[Data records]
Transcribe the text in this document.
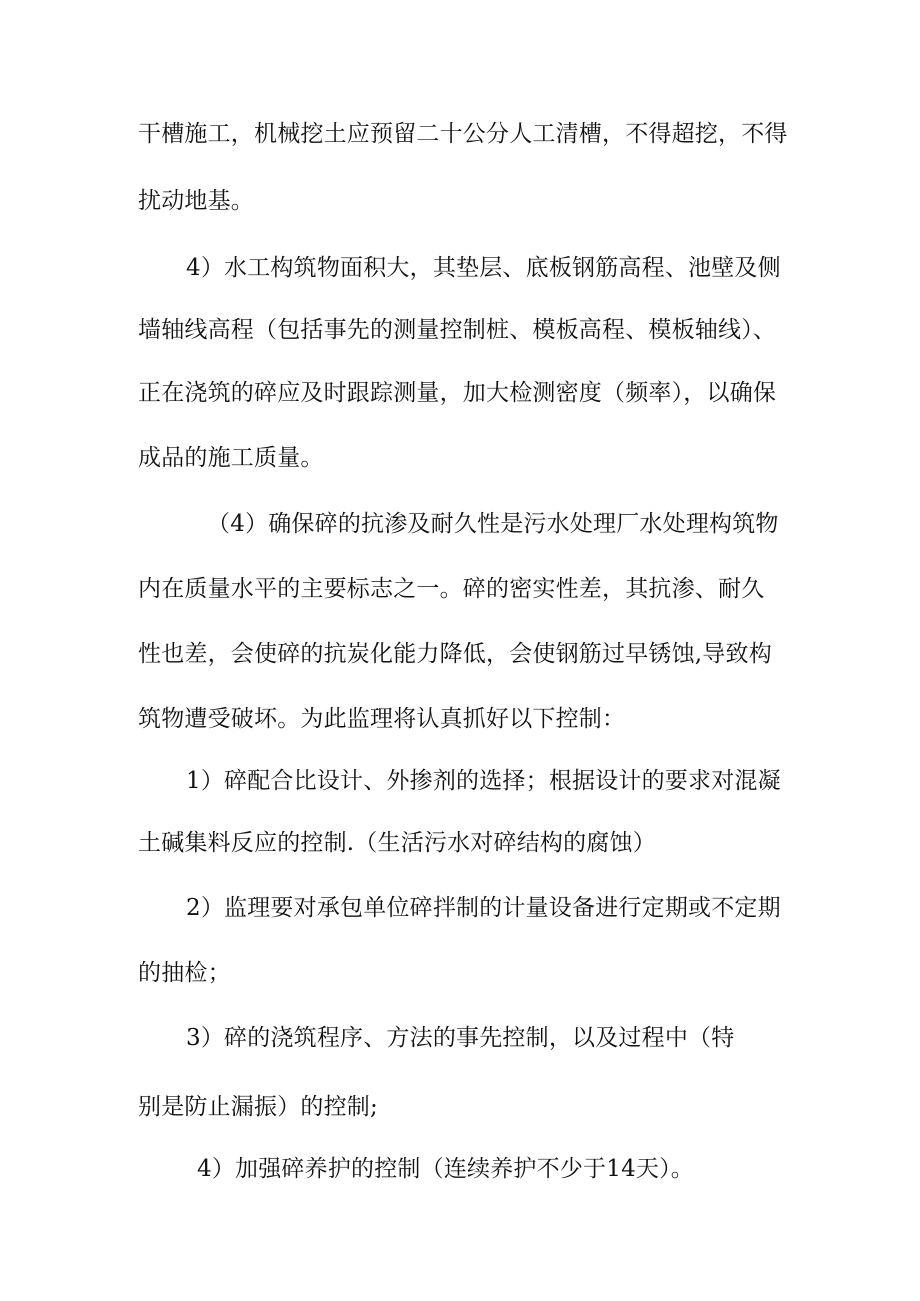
干槽施工，机械挖土应预留二十公分人工清槽，不得超挖，不得
扰动地基。
4）水工构筑物面积大，其垫层、底板钢筋高程、池壁及侧
墙轴线高程（包括事先的测量控制桩、模板高程、模板轴线）、
正在浇筑的碎应及时跟踪测量，加大检测密度（频率），以确保
成品的施工质量。
（4）确保碎的抗渗及耐久性是污水处理厂水处理构筑物
内在质量水平的主要标志之一。碎的密实性差，其抗渗、耐久
性也差，会使碎的抗炭化能力降低，会使钢筋过早锈蚀,导致构
筑物遭受破坏。为此监理将认真抓好以下控制：
1）碎配合比设计、外掺剂的选择；根据设计的要求对混凝
土碱集料反应的控制.（生活污水对碎结构的腐蚀）
2）监理要对承包单位碎拌制的计量设备进行定期或不定期
的抽检；
3）碎的浇筑程序、方法的事先控制，以及过程中（特
别是防止漏振）的控制;
4）加强碎养护的控制（连续养护不少于14天）。
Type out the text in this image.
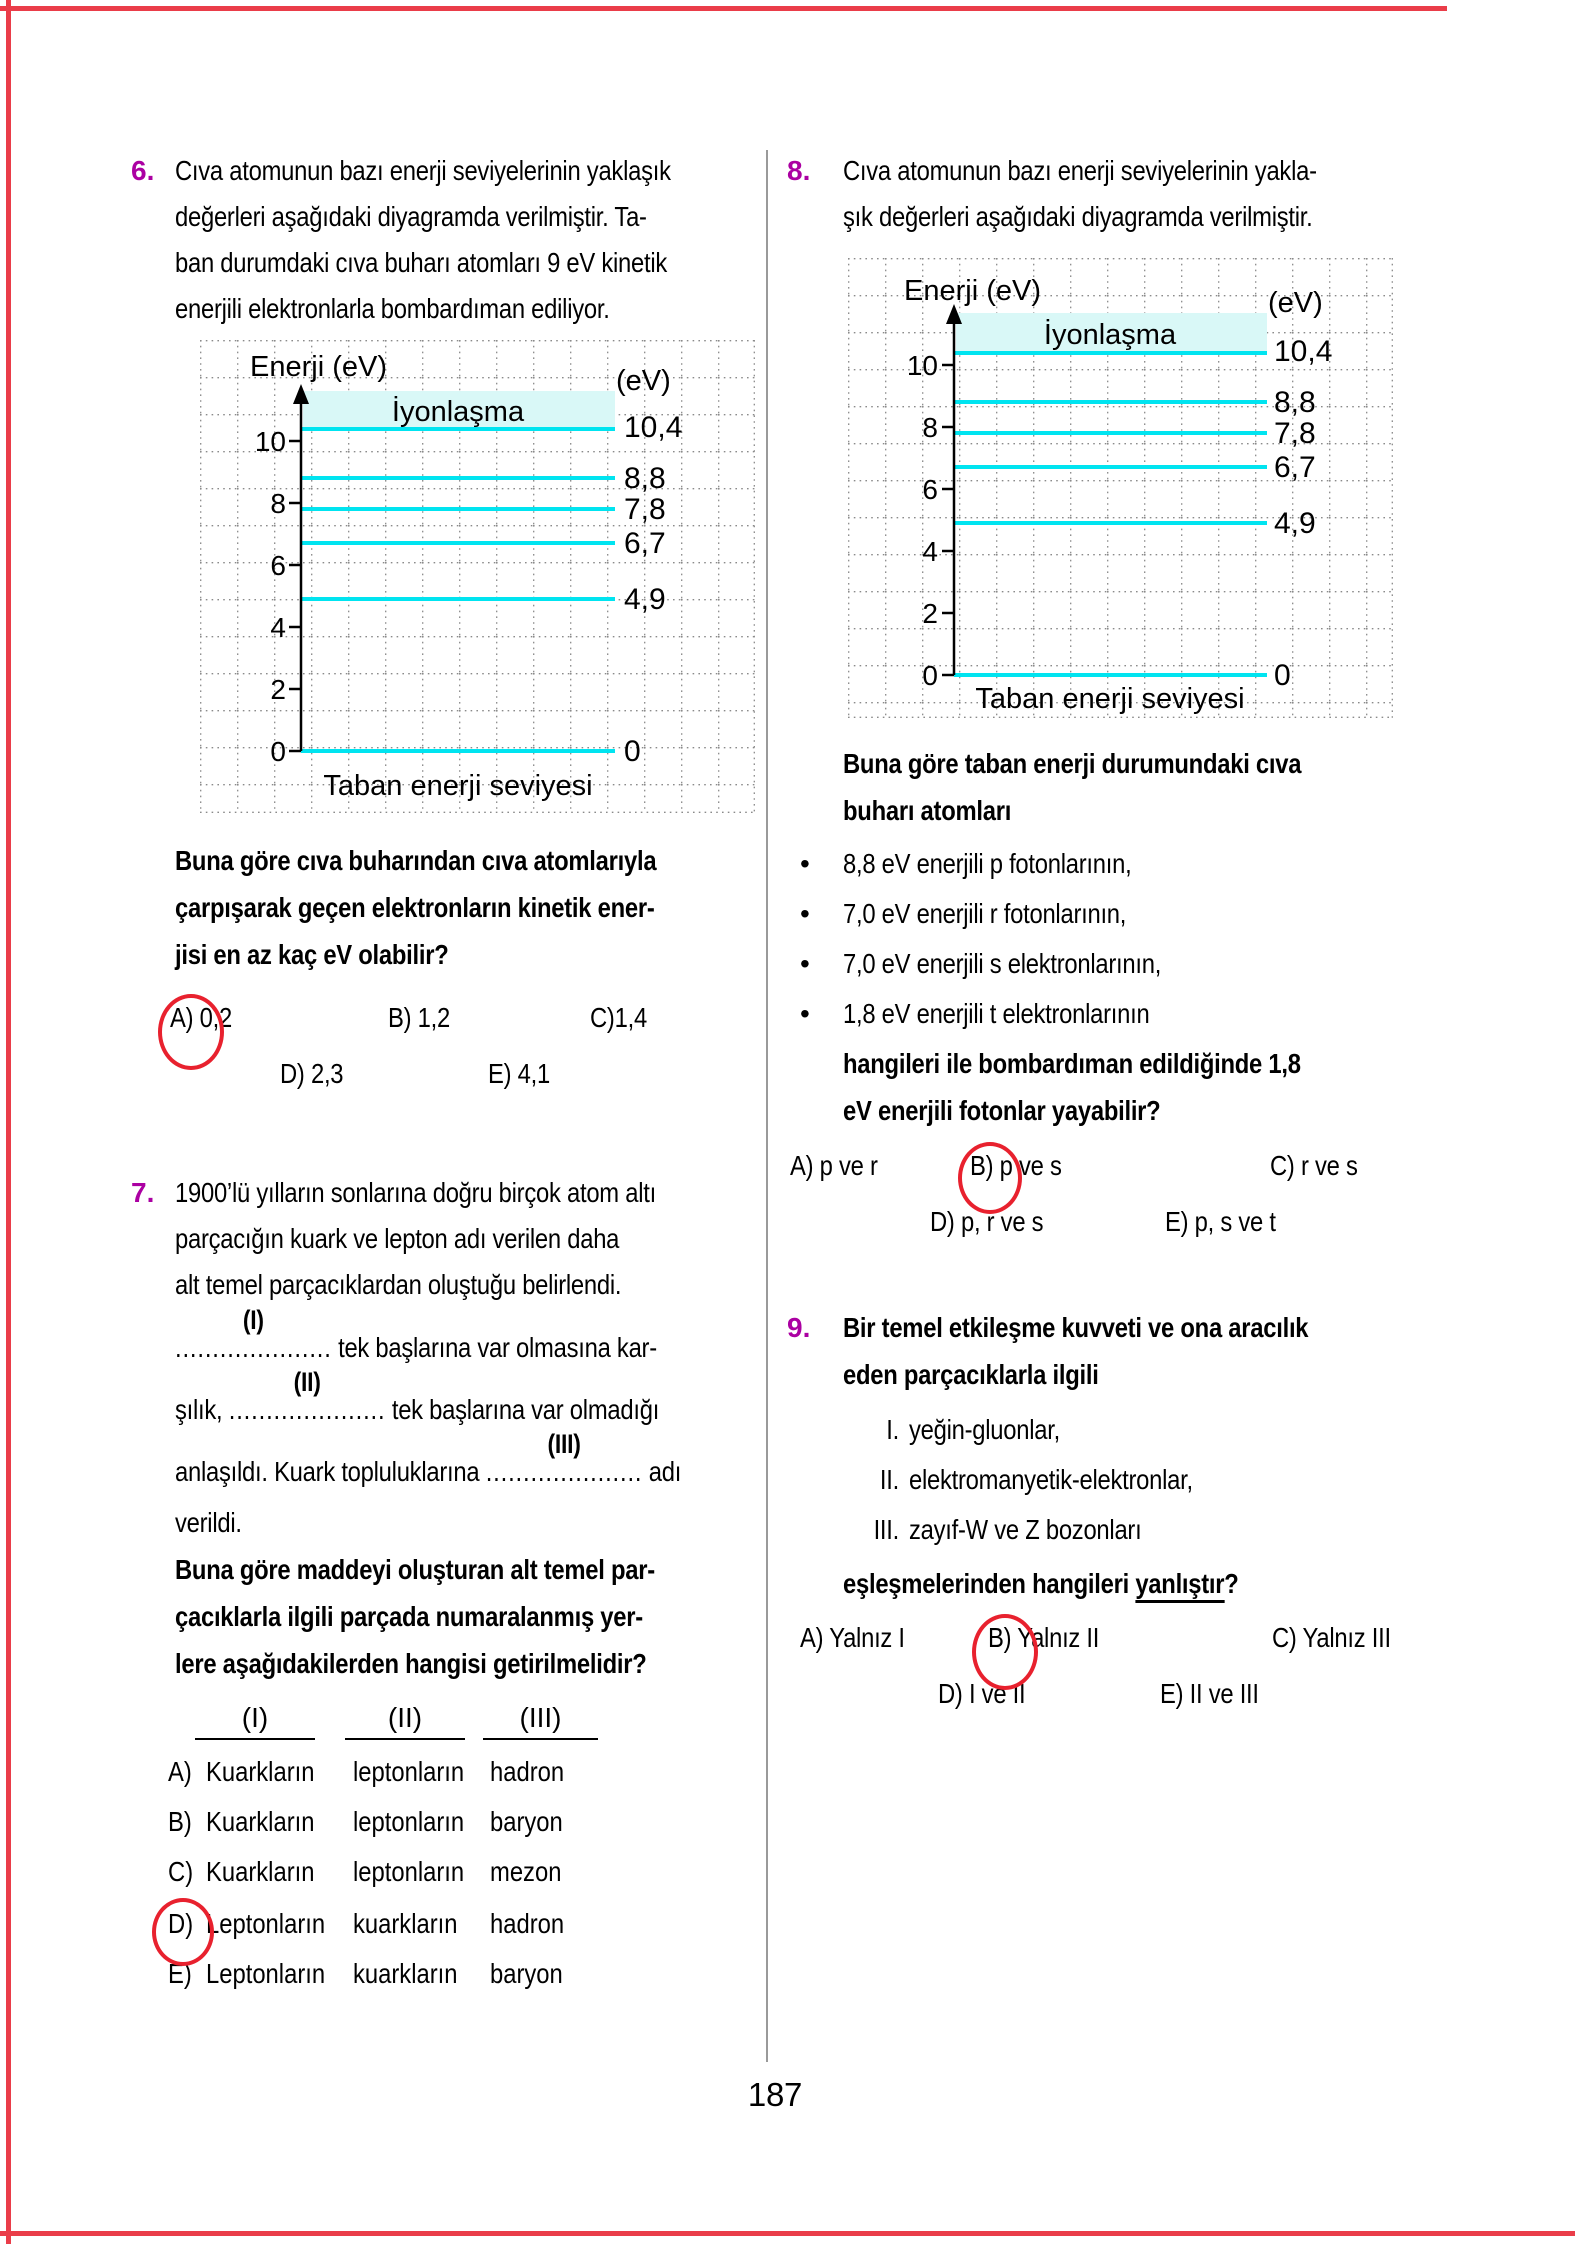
6. Cıva atomunun bazı enerji seviyelerinin yaklaşık
değerleri aşağıdaki diyagramda verilmiştir. Ta-
ban durumdaki cıva buharı atomları 9 eV kinetik
enerjili elektronlarla bombardıman ediliyor.
Enerji (eV)	(eV)
İyonlaşma
0
2
4
6
8
10	10,4
8,8
7,8
6,7
4,9
0
Taban enerji seviyesi
Buna göre cıva buharından cıva atomlarıyla
çarpışarak geçen elektronların kinetik ener-
jisi en az kaç eV olabilir?
A) 0,2	B) 1,2	C)1,4
D) 2,3	E) 4,1
7. 1900’lü yılların sonlarına doğru birçok atom altı
parçacığın kuark ve lepton adı verilen daha
alt temel parçacıklardan oluştuğu belirlendi.
(I)
..................... tek başlarına var olmasına kar-
şılık,
(II)
..................... tek başlarına var olmadığı
anlaşıldı. Kuark topluluklarına
(III)
..................... adı
verildi.
Buna göre maddeyi oluşturan alt temel par-
çacıklarla ilgili parçada numaralanmış yer-
lere aşağıdakilerden hangisi getirilmelidir?
(I)	(II)	(III)
A) Kuarkların leptonların hadron
B) Kuarkların leptonların baryon
C) Kuarkların leptonların mezon
D) Leptonların kuarkların hadron
E) Leptonların kuarkların baryon
8. Cıva atomunun bazı enerji seviyelerinin yakla-
şık değerleri aşağıdaki diyagramda verilmiştir.
Enerji (eV)	(eV)
İyonlaşma
0
2
4
6
8
10	10,4
8,8
7,8
6,7
4,9
0
Taban enerji seviyesi
Buna göre taban enerji durumundaki cıva
buharı atomları
• 8,8 eV enerjili p fotonlarının,
• 7,0 eV enerjili r fotonlarının,
• 7,0 eV enerjili s elektronlarının,
• 1,8 eV enerjili t elektronlarının
hangileri ile bombardıman edildiğinde 1,8
eV enerjili fotonlar yayabilir?
A) p ve r	B) p ve s	C) r ve s
D) p, r ve s	E) p, s ve t
9. Bir temel etkileşme kuvveti ve ona aracılık
eden parçacıklarla ilgili
I. yeğin-gluonlar,
II. elektromanyetik-elektronlar,
III. zayıf-W ve Z bozonları
eşleşmelerinden hangileri yanlıştır?
A) Yalnız I	B) Yalnız II	C) Yalnız III
D) I ve II	E) II ve III
187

**What the exercise asks:** Make an exact copy of the data, leaving its pictures out.

**Completed task:**
Transcribe the text in this document.
干槽施工，机械挖土应预留二十公分人工清槽，不得超挖，不得
扰动地基。
4）水工构筑物面积大，其垫层、底板钢筋高程、池壁及侧
墙轴线高程（包括事先的测量控制桩、模板高程、模板轴线）、
正在浇筑的碎应及时跟踪测量，加大检测密度（频率），以确保
成品的施工质量。
（4）确保碎的抗渗及耐久性是污水处理厂水处理构筑物
内在质量水平的主要标志之一。碎的密实性差，其抗渗、耐久
性也差，会使碎的抗炭化能力降低，会使钢筋过早锈蚀,导致构
筑物遭受破坏。为此监理将认真抓好以下控制：
1）碎配合比设计、外掺剂的选择；根据设计的要求对混凝
土碱集料反应的控制.（生活污水对碎结构的腐蚀）
2）监理要对承包单位碎拌制的计量设备进行定期或不定期
的抽检；
3）碎的浇筑程序、方法的事先控制，以及过程中（特
别是防止漏振）的控制;
4）加强碎养护的控制（连续养护不少于14天）。
Type out the text in this image.
6. Cıva atomunun bazı enerji seviyelerinin yaklaşık
değerleri aşağıdaki diyagramda verilmiştir. Ta-
ban durumdaki cıva buharı atomları 9 eV kinetik
enerjili elektronlarla bombardıman ediliyor.
Enerji (eV)	(eV)
İyonlaşma
0
2
4
6
8
10	10,4
8,8
7,8
6,7
4,9
0
Taban enerji seviyesi
Buna göre cıva buharından cıva atomlarıyla
çarpışarak geçen elektronların kinetik ener-
jisi en az kaç eV olabilir?
A) 0,2	B) 1,2	C)1,4
D) 2,3	E) 4,1
7. 1900’lü yılların sonlarına doğru birçok atom altı
parçacığın kuark ve lepton adı verilen daha
alt temel parçacıklardan oluştuğu belirlendi.
(I)
..................... tek başlarına var olmasına kar-
şılık,
(II)
..................... tek başlarına var olmadığı
anlaşıldı. Kuark topluluklarına
(III)
..................... adı
verildi.
Buna göre maddeyi oluşturan alt temel par-
çacıklarla ilgili parçada numaralanmış yer-
lere aşağıdakilerden hangisi getirilmelidir?
(I)	(II)	(III)
A) Kuarkların leptonların hadron
B) Kuarkların leptonların baryon
C) Kuarkların leptonların mezon
D) Leptonların kuarkların hadron
E) Leptonların kuarkların baryon
8. Cıva atomunun bazı enerji seviyelerinin yakla-
şık değerleri aşağıdaki diyagramda verilmiştir.
Enerji (eV)	(eV)
İyonlaşma
0
2
4
6
8
10	10,4
8,8
7,8
6,7
4,9
0
Taban enerji seviyesi
Buna göre taban enerji durumundaki cıva
buharı atomları
• 8,8 eV enerjili p fotonlarının,
• 7,0 eV enerjili r fotonlarının,
• 7,0 eV enerjili s elektronlarının,
• 1,8 eV enerjili t elektronlarının
hangileri ile bombardıman edildiğinde 1,8
eV enerjili fotonlar yayabilir?
A) p ve r	B) p ve s	C) r ve s
D) p, r ve s	E) p, s ve t
9. Bir temel etkileşme kuvveti ve ona aracılık
eden parçacıklarla ilgili
I. yeğin-gluonlar,
II. elektromanyetik-elektronlar,
III. zayıf-W ve Z bozonları
eşleşmelerinden hangileri yanlıştır?
A) Yalnız I	B) Yalnız II	C) Yalnız III
D) I ve II	E) II ve III
187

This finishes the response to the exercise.